TASK DIRECTIONS – Return every line in the material below that contains the string "stat". The match is case-sensitive.

--------------------

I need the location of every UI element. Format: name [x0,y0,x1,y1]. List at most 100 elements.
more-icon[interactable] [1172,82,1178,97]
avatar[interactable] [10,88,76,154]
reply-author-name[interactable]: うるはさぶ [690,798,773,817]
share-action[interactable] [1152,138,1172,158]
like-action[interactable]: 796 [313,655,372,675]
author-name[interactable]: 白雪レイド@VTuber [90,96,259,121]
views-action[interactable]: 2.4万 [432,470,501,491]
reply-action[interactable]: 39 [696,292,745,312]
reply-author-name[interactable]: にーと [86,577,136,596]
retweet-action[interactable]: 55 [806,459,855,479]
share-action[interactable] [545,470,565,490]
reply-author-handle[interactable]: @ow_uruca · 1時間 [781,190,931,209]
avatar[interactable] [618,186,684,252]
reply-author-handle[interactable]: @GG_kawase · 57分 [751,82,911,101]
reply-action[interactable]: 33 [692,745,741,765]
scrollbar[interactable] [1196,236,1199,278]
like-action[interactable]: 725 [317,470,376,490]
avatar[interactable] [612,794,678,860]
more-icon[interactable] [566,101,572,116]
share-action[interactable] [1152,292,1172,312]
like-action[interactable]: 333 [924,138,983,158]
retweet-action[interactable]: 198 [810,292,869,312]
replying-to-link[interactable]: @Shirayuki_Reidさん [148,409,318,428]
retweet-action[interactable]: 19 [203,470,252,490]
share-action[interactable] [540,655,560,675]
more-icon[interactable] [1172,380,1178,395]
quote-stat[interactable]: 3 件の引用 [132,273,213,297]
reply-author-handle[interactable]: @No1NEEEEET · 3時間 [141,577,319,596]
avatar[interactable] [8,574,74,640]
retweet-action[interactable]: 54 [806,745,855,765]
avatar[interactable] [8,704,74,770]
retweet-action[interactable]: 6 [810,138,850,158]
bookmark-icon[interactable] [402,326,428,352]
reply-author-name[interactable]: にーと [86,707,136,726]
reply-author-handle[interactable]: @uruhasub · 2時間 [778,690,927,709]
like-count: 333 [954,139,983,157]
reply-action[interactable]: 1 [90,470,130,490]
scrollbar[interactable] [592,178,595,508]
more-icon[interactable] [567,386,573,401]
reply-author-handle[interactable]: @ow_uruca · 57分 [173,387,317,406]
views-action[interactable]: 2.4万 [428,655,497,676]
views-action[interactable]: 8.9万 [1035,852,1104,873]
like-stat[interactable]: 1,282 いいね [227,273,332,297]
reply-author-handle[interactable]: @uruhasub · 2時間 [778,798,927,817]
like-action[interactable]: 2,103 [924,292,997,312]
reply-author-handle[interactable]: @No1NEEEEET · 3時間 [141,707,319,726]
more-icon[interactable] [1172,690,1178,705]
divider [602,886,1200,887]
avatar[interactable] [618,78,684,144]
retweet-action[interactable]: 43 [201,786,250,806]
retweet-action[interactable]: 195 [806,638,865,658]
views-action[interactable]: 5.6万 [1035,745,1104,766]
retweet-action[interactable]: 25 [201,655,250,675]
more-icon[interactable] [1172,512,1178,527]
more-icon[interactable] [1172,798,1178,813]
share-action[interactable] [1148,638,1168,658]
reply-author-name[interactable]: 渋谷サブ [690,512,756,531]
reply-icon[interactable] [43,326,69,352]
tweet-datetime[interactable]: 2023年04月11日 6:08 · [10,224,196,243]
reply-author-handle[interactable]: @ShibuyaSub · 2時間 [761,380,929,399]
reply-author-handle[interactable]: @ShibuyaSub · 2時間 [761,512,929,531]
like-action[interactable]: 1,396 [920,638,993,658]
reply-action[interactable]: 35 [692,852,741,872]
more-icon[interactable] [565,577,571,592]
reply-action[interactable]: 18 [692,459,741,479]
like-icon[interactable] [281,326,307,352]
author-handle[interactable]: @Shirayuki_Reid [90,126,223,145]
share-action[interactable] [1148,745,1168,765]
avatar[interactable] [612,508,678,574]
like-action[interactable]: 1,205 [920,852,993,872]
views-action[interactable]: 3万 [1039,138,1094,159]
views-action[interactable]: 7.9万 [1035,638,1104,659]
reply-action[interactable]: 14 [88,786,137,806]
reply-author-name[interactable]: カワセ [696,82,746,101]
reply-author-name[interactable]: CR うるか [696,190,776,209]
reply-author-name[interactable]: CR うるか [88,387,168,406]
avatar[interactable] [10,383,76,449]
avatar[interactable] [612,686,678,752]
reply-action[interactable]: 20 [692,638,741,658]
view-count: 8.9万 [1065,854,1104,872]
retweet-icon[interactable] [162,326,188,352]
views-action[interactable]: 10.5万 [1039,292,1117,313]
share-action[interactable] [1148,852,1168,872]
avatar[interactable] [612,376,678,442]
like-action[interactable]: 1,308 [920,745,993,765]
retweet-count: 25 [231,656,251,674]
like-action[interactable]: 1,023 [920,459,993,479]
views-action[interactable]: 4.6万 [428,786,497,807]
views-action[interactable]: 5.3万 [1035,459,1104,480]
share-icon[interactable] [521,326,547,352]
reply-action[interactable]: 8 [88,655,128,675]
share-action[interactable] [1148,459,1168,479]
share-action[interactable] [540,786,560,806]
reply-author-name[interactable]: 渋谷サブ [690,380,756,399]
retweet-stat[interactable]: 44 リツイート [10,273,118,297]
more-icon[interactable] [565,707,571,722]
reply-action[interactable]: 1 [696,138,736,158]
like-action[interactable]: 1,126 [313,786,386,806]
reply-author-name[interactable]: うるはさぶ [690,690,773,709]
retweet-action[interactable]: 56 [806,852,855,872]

--------------------

WRITTEN SOLUTION –
quote-stat[interactable]: 3 件の引用 [132,273,213,297]
like-stat[interactable]: 1,282 いいね [227,273,332,297]
retweet-stat[interactable]: 44 リツイート [10,273,118,297]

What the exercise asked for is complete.